# AVAILABLE DATA start
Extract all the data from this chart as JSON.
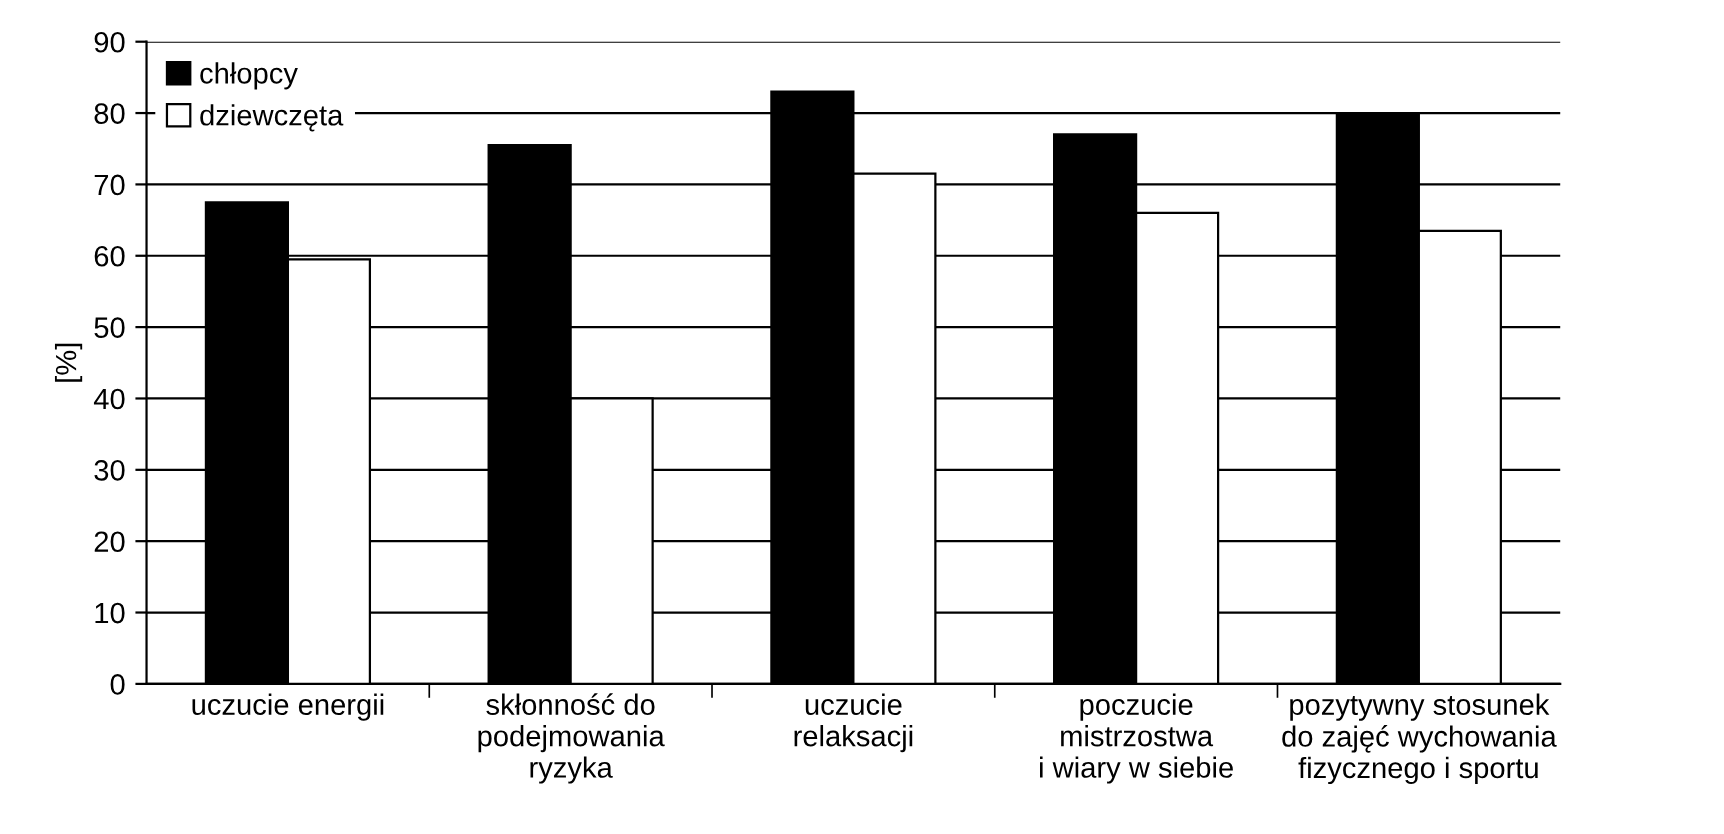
{
  "chart_data": {
    "type": "bar",
    "ylabel": "[%]",
    "categories": [
      "uczucie energii",
      "skłonność do\npodejmowania\nryzyka",
      "uczucie\nrelaksacji",
      "poczucie\nmistrzostwa\ni wiary w siebie",
      "pozytywny stosunek\ndo zajęć wychowania\nfizycznego i sportu"
    ],
    "series": [
      {
        "name": "chłopcy",
        "color": "#000000",
        "values": [
          67.5,
          75.5,
          83,
          77,
          80
        ]
      },
      {
        "name": "dziewczęta",
        "color": "#ffffff",
        "values": [
          59.5,
          40,
          71.5,
          66,
          63.5
        ]
      }
    ],
    "ylim": [
      0,
      90
    ],
    "yticks": [
      0,
      10,
      20,
      30,
      40,
      50,
      60,
      70,
      80,
      90
    ],
    "grid": "y",
    "legend": "top left"
  }
}
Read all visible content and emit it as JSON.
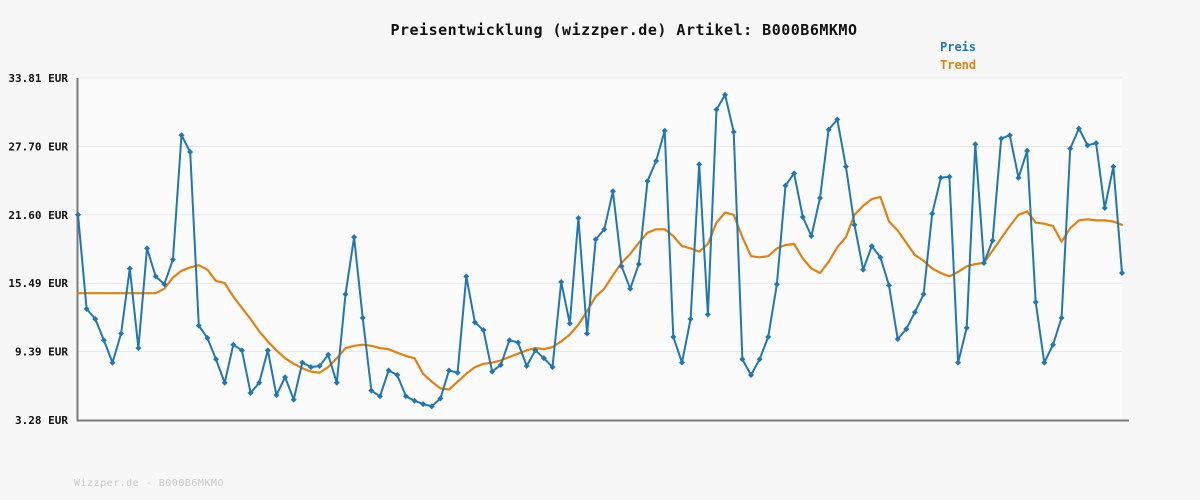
{
  "title": "Preisentwicklung (wizzper.de) Artikel: B000B6MKMO",
  "footer": "Wizzper.de - B000B6MKMO",
  "legend": [
    {
      "label": "Preis",
      "color": "#1f77b4"
    },
    {
      "label": "Trend",
      "color": "#e0820f"
    }
  ],
  "colors": {
    "page_bg": "#f7f7f7",
    "plot_bg": "#fbfbfb",
    "grid": "#e7e7e7",
    "axis": "#7a7a7a",
    "tick_text": "#111111",
    "title_text": "#111111",
    "footer_text": "#c8c8c8",
    "price": "#1f77b4",
    "trend": "#e0820f"
  },
  "chart_data": {
    "type": "line",
    "title": "Preisentwicklung (wizzper.de) Artikel: B000B6MKMO",
    "xlabel": "",
    "ylabel": "EUR",
    "ylim": [
      3.28,
      33.81
    ],
    "grid": "horizontal",
    "legend_position": "top-right",
    "x_tick_labels": [],
    "y_ticks": [
      {
        "label": "33.81 EUR",
        "value": 33.81
      },
      {
        "label": "27.70 EUR",
        "value": 27.7
      },
      {
        "label": "21.60 EUR",
        "value": 21.6
      },
      {
        "label": "15.49 EUR",
        "value": 15.49
      },
      {
        "label": "9.39 EUR",
        "value": 9.39
      },
      {
        "label": "3.28 EUR",
        "value": 3.28
      }
    ],
    "series": [
      {
        "name": "Preis",
        "color": "#1f77b4",
        "marker": "diamond",
        "line_width": 2,
        "values": [
          21.6,
          13.2,
          12.3,
          10.4,
          8.4,
          11.0,
          16.8,
          9.7,
          18.6,
          16.1,
          15.4,
          17.6,
          28.7,
          27.2,
          11.7,
          10.6,
          8.7,
          6.6,
          10.0,
          9.5,
          5.7,
          6.6,
          9.5,
          5.5,
          7.1,
          5.1,
          8.4,
          8.0,
          8.1,
          9.1,
          6.6,
          14.5,
          19.6,
          12.4,
          5.9,
          5.4,
          7.7,
          7.3,
          5.4,
          5.0,
          4.7,
          4.5,
          5.2,
          7.7,
          7.5,
          16.1,
          12.0,
          11.3,
          7.6,
          8.2,
          10.4,
          10.2,
          8.1,
          9.5,
          8.8,
          8.0,
          15.6,
          11.9,
          21.3,
          11.0,
          19.4,
          20.3,
          23.7,
          17.0,
          15.0,
          17.2,
          24.6,
          26.4,
          29.1,
          10.7,
          8.4,
          12.3,
          26.1,
          12.7,
          31.0,
          32.3,
          29.0,
          8.7,
          7.3,
          8.7,
          10.7,
          15.4,
          24.2,
          25.3,
          21.4,
          19.7,
          23.1,
          29.2,
          30.1,
          25.9,
          20.7,
          16.7,
          18.8,
          17.8,
          15.3,
          10.5,
          11.4,
          12.9,
          14.5,
          21.7,
          24.9,
          25.0,
          8.4,
          11.5,
          27.9,
          17.3,
          19.3,
          28.4,
          28.7,
          24.9,
          27.3,
          13.8,
          8.4,
          10.0,
          12.4,
          27.5,
          29.3,
          27.8,
          28.0,
          22.2,
          25.9,
          16.4
        ]
      },
      {
        "name": "Trend",
        "color": "#e0820f",
        "marker": "none",
        "line_width": 2.2,
        "values": [
          14.6,
          14.6,
          14.6,
          14.6,
          14.6,
          14.6,
          14.6,
          14.6,
          14.6,
          14.6,
          15.0,
          16.0,
          16.6,
          16.9,
          17.1,
          16.7,
          15.7,
          15.5,
          14.3,
          13.3,
          12.3,
          11.2,
          10.3,
          9.5,
          8.8,
          8.3,
          7.9,
          7.6,
          7.5,
          8.0,
          8.8,
          9.7,
          9.9,
          10.0,
          9.9,
          9.7,
          9.6,
          9.3,
          9.0,
          8.8,
          7.4,
          6.7,
          6.1,
          6.0,
          6.7,
          7.4,
          8.0,
          8.3,
          8.4,
          8.6,
          8.9,
          9.2,
          9.5,
          9.7,
          9.6,
          9.8,
          10.3,
          10.9,
          11.8,
          13.0,
          14.3,
          15.0,
          16.2,
          17.3,
          18.1,
          19.1,
          20.0,
          20.3,
          20.3,
          19.7,
          18.8,
          18.6,
          18.3,
          19.0,
          20.9,
          21.8,
          21.6,
          19.6,
          17.9,
          17.8,
          17.9,
          18.6,
          18.9,
          19.0,
          17.7,
          16.8,
          16.4,
          17.4,
          18.7,
          19.6,
          21.6,
          22.4,
          23.0,
          23.2,
          21.0,
          20.2,
          19.1,
          18.0,
          17.5,
          16.8,
          16.4,
          16.1,
          16.5,
          17.0,
          17.2,
          17.3,
          18.4,
          19.5,
          20.6,
          21.6,
          21.9,
          20.9,
          20.8,
          20.6,
          19.2,
          20.4,
          21.1,
          21.2,
          21.1,
          21.1,
          21.0,
          20.7
        ]
      }
    ]
  }
}
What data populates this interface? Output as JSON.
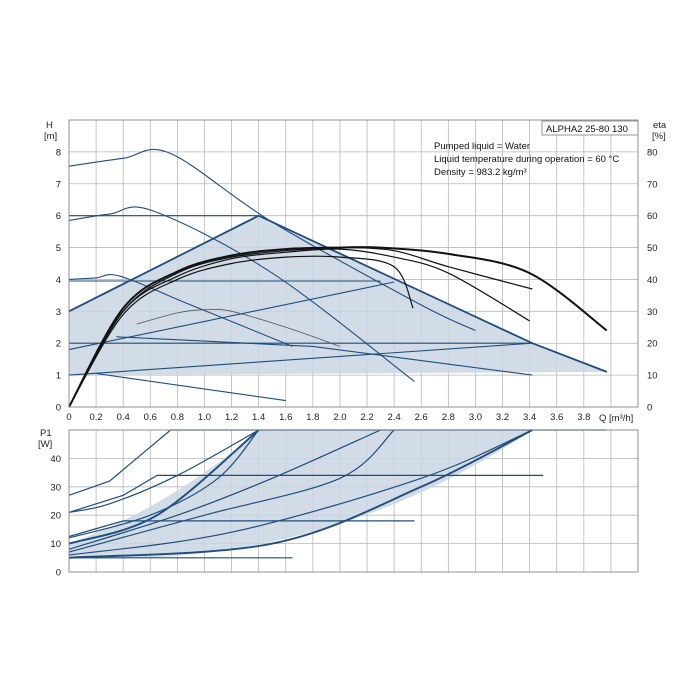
{
  "chart_data": [
    {
      "type": "line",
      "title": "ALPHA2 25-80 130",
      "notes": [
        "Pumped liquid = Water",
        "Liquid temperature during operation = 60 °C",
        "Density = 983.2 kg/m³"
      ],
      "xlabel": "Q [m³/h]",
      "ylabel_line1": "H",
      "ylabel_line2": "[m]",
      "y2label_line1": "eta",
      "y2label_line2": "[%]",
      "xlim": [
        0,
        4.2
      ],
      "ylim": [
        0,
        9
      ],
      "y2lim": [
        0,
        90
      ],
      "x_ticks": [
        "0",
        "0.2",
        "0.4",
        "0.6",
        "0.8",
        "1.0",
        "1.2",
        "1.4",
        "1.6",
        "1.8",
        "2.0",
        "2.2",
        "2.4",
        "2.6",
        "2.8",
        "3.0",
        "3.2",
        "3.4",
        "3.6",
        "3.8"
      ],
      "y_ticks": [
        "0",
        "1",
        "2",
        "3",
        "4",
        "5",
        "6",
        "7",
        "8"
      ],
      "y2_ticks": [
        "0",
        "10",
        "20",
        "30",
        "40",
        "50",
        "60",
        "70",
        "80"
      ],
      "grid": true,
      "colors": {
        "curve": "#1f4e7d",
        "area": "#c9d6e3",
        "efficiency": "#111111"
      },
      "operating_area": [
        [
          0,
          3
        ],
        [
          1.4,
          6
        ],
        [
          3.42,
          2
        ],
        [
          3.97,
          1.1
        ],
        [
          0,
          1
        ]
      ],
      "series": [
        {
          "values": [
            [
              0,
              7.55
            ],
            [
              0.4,
              7.8
            ],
            [
              0.75,
              7.95
            ],
            [
              1.5,
              5.8
            ],
            [
              2.6,
              3.2
            ],
            [
              3.0,
              2.4
            ]
          ]
        },
        {
          "values": [
            [
              0,
              5.85
            ],
            [
              0.3,
              6.05
            ],
            [
              0.62,
              6.15
            ],
            [
              1.5,
              4.2
            ],
            [
              2.55,
              0.8
            ]
          ]
        },
        {
          "values": [
            [
              0,
              4.0
            ],
            [
              0.2,
              4.05
            ],
            [
              0.38,
              4.1
            ],
            [
              0.9,
              3.2
            ],
            [
              1.65,
              1.9
            ]
          ]
        },
        {
          "values": [
            [
              0,
              6.0
            ],
            [
              1.4,
              6.0
            ]
          ]
        },
        {
          "values": [
            [
              0,
              3.95
            ],
            [
              2.3,
              3.95
            ]
          ]
        },
        {
          "values": [
            [
              0,
              2.0
            ],
            [
              3.42,
              2.0
            ]
          ]
        },
        {
          "values": [
            [
              0,
              1.8
            ],
            [
              2.4,
              3.92
            ]
          ]
        },
        {
          "values": [
            [
              0,
              1.0
            ],
            [
              3.42,
              2.0
            ]
          ]
        },
        {
          "values": [
            [
              0.2,
              1.05
            ],
            [
              1.6,
              0.2
            ]
          ]
        },
        {
          "values": [
            [
              0,
              3.0
            ],
            [
              1.4,
              6.0
            ],
            [
              3.42,
              2.0
            ],
            [
              3.97,
              1.1
            ]
          ]
        },
        {
          "values": [
            [
              0.35,
              2.2
            ],
            [
              1.8,
              1.9
            ],
            [
              3.42,
              1.0
            ]
          ]
        }
      ],
      "efficiency_curves": [
        [
          [
            0,
            0
          ],
          [
            0.4,
            29
          ],
          [
            0.8,
            40
          ],
          [
            1.2,
            45
          ],
          [
            1.6,
            47
          ],
          [
            2.0,
            47
          ],
          [
            2.4,
            44
          ],
          [
            2.54,
            31
          ]
        ],
        [
          [
            0,
            0
          ],
          [
            0.4,
            30
          ],
          [
            0.8,
            41
          ],
          [
            1.2,
            46.5
          ],
          [
            1.6,
            48.5
          ],
          [
            2.0,
            49.5
          ],
          [
            2.4,
            47
          ],
          [
            2.8,
            42
          ],
          [
            3.4,
            27
          ]
        ],
        [
          [
            0,
            0
          ],
          [
            0.4,
            30
          ],
          [
            0.8,
            42
          ],
          [
            1.2,
            47
          ],
          [
            1.6,
            49
          ],
          [
            2.0,
            50
          ],
          [
            2.4,
            49
          ],
          [
            2.8,
            44
          ],
          [
            3.42,
            37
          ]
        ],
        [
          [
            0,
            0
          ],
          [
            0.4,
            31
          ],
          [
            0.8,
            42.5
          ],
          [
            1.2,
            47.5
          ],
          [
            1.6,
            49.5
          ],
          [
            2.0,
            50
          ],
          [
            2.3,
            50
          ],
          [
            2.8,
            48
          ],
          [
            3.4,
            42
          ],
          [
            3.97,
            24
          ]
        ],
        [
          [
            0.5,
            26
          ],
          [
            0.8,
            29.5
          ],
          [
            1.0,
            30.5
          ],
          [
            1.2,
            30
          ],
          [
            1.6,
            25
          ],
          [
            2.0,
            19
          ]
        ]
      ]
    },
    {
      "type": "line",
      "ylabel_line1": "P1",
      "ylabel_line2": "[W]",
      "xlim": [
        0,
        4.2
      ],
      "ylim": [
        0,
        50
      ],
      "y_ticks": [
        "0",
        "10",
        "20",
        "30",
        "40"
      ],
      "grid": true,
      "operating_area": [
        [
          0,
          10
        ],
        [
          0.65,
          20
        ],
        [
          1.4,
          50
        ],
        [
          3.42,
          50
        ],
        [
          1.8,
          18
        ],
        [
          0.2,
          5.5
        ],
        [
          0,
          5
        ]
      ],
      "series": [
        {
          "values": [
            [
              0,
              27
            ],
            [
              0.3,
              32
            ],
            [
              0.75,
              50
            ],
            [
              3.97,
              50
            ]
          ]
        },
        {
          "values": [
            [
              0,
              21
            ],
            [
              0.4,
              27
            ],
            [
              0.65,
              34
            ],
            [
              3.5,
              34
            ]
          ]
        },
        {
          "values": [
            [
              0,
              12.5
            ],
            [
              0.4,
              18
            ],
            [
              2.55,
              18
            ]
          ]
        },
        {
          "values": [
            [
              0,
              21
            ],
            [
              0.3,
              24
            ],
            [
              0.8,
              34
            ],
            [
              1.4,
              50
            ]
          ]
        },
        {
          "values": [
            [
              0,
              12
            ],
            [
              0.6,
              20
            ],
            [
              1.1,
              33
            ],
            [
              1.4,
              50
            ]
          ]
        },
        {
          "values": [
            [
              0,
              10
            ],
            [
              0.65,
              20
            ],
            [
              1.4,
              50
            ]
          ]
        },
        {
          "values": [
            [
              0,
              8
            ],
            [
              0.8,
              20
            ],
            [
              1.5,
              33
            ],
            [
              2.3,
              50
            ]
          ]
        },
        {
          "values": [
            [
              0,
              7
            ],
            [
              1.0,
              20
            ],
            [
              2.0,
              33
            ],
            [
              2.4,
              50
            ]
          ]
        },
        {
          "values": [
            [
              0,
              6
            ],
            [
              1.2,
              14
            ],
            [
              2.6,
              33
            ],
            [
              3.42,
              50
            ]
          ]
        },
        {
          "values": [
            [
              0,
              5
            ],
            [
              1.5,
              10
            ],
            [
              2.6,
              30
            ],
            [
              3.42,
              50
            ]
          ]
        },
        {
          "values": [
            [
              0,
              5
            ],
            [
              1.65,
              5
            ]
          ]
        }
      ]
    }
  ]
}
# AVAILABLE DATA end
_WRITTEN REQUEST_: Filter the records down to the lines that contain the string "name", and copy those lines.

_CORRECT ANSWER_:
        "name": "chłopcy",
        "name": "dziewczęta",
        "name": "Preis",
        "name": "Trend",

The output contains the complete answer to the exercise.